— Start of Data shown —

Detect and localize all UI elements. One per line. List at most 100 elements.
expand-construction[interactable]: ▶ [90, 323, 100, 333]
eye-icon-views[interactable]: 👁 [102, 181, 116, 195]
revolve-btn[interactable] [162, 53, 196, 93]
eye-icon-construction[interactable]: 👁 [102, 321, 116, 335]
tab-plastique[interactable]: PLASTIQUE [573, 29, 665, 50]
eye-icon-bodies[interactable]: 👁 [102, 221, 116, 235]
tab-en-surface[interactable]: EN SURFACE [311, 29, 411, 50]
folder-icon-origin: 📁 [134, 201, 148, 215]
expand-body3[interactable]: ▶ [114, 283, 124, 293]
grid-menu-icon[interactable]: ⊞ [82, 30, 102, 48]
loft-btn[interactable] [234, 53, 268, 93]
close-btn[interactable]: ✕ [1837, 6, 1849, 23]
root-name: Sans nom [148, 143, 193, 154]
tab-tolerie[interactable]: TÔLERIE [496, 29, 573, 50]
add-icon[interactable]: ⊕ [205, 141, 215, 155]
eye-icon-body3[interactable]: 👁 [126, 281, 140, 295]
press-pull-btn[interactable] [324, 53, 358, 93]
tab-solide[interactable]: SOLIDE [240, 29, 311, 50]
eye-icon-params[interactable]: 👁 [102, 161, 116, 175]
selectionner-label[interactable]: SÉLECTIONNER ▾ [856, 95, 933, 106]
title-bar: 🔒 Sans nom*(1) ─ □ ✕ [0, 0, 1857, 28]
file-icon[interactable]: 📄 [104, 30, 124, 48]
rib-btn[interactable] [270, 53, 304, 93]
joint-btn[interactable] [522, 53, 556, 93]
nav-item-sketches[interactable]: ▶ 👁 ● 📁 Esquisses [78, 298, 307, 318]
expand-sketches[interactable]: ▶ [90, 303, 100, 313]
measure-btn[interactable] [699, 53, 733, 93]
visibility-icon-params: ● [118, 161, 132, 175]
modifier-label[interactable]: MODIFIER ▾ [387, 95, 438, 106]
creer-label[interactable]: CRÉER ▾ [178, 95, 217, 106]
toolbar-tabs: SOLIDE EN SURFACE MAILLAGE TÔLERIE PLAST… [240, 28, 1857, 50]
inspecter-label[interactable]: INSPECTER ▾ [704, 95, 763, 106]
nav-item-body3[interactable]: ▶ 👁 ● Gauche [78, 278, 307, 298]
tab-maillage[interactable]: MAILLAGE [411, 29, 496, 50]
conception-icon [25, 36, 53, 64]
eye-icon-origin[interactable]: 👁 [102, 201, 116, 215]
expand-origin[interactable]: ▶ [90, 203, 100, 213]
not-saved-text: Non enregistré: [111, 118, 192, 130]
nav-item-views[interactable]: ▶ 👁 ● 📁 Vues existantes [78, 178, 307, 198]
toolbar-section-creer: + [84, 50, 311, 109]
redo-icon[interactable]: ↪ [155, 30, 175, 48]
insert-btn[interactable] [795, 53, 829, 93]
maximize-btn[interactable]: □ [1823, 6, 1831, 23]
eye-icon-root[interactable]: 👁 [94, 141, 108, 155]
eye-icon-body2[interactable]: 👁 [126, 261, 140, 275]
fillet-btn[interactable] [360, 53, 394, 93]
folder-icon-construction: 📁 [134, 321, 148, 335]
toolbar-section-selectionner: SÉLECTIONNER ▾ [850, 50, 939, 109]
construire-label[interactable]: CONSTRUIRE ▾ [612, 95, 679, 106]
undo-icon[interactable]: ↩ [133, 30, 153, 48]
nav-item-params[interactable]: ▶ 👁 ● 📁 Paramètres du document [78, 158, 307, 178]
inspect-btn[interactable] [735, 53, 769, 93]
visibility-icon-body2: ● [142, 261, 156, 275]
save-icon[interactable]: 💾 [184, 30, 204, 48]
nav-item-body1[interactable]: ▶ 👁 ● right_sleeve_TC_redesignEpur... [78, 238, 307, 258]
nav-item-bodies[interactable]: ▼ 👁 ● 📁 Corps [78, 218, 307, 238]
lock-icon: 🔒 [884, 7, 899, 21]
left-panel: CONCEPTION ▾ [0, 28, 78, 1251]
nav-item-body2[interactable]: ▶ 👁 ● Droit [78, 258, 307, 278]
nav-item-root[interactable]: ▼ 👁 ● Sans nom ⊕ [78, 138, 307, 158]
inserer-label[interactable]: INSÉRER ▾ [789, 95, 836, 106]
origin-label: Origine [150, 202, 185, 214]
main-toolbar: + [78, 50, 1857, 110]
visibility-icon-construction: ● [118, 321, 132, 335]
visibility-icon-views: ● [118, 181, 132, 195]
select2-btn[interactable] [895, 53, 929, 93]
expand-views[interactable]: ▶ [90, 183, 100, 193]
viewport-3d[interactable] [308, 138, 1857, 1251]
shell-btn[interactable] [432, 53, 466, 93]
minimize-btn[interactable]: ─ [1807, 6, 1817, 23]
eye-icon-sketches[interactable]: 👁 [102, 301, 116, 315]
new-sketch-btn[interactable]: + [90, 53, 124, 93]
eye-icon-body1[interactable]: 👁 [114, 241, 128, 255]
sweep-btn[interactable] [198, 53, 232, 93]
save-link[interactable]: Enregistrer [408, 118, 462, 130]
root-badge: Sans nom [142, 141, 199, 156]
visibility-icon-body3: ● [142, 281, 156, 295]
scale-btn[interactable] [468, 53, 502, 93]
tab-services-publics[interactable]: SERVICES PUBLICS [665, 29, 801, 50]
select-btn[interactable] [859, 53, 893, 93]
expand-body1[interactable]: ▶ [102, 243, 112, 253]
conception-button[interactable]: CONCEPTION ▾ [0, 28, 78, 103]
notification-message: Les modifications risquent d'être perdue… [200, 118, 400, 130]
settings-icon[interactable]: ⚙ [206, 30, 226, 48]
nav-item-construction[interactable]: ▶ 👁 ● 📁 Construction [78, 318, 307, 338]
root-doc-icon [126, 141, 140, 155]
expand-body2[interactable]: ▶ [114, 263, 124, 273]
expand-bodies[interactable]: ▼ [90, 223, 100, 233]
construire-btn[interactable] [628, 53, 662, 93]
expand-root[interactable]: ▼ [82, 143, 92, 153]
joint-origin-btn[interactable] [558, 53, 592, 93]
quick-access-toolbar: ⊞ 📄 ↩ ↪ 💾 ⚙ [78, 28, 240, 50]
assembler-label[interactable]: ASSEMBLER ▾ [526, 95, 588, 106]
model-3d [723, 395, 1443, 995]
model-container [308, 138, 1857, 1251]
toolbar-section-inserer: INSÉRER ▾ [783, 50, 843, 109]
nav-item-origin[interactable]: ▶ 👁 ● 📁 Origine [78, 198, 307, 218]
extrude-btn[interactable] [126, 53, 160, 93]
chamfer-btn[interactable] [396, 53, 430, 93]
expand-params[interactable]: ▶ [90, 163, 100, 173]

— End of Data shown —

**What the exercise asks:**
Copy the records word for word, from the first line through the line that contains "eye-icon-bodies[interactable]: 👁 [102, 221, 116, 235]", and include that line.

**Right answer:**
Detect and localize all UI elements. One per line. List at most 100 elements.
expand-construction[interactable]: ▶ [90, 323, 100, 333]
eye-icon-views[interactable]: 👁 [102, 181, 116, 195]
revolve-btn[interactable] [162, 53, 196, 93]
eye-icon-construction[interactable]: 👁 [102, 321, 116, 335]
tab-plastique[interactable]: PLASTIQUE [573, 29, 665, 50]
eye-icon-bodies[interactable]: 👁 [102, 221, 116, 235]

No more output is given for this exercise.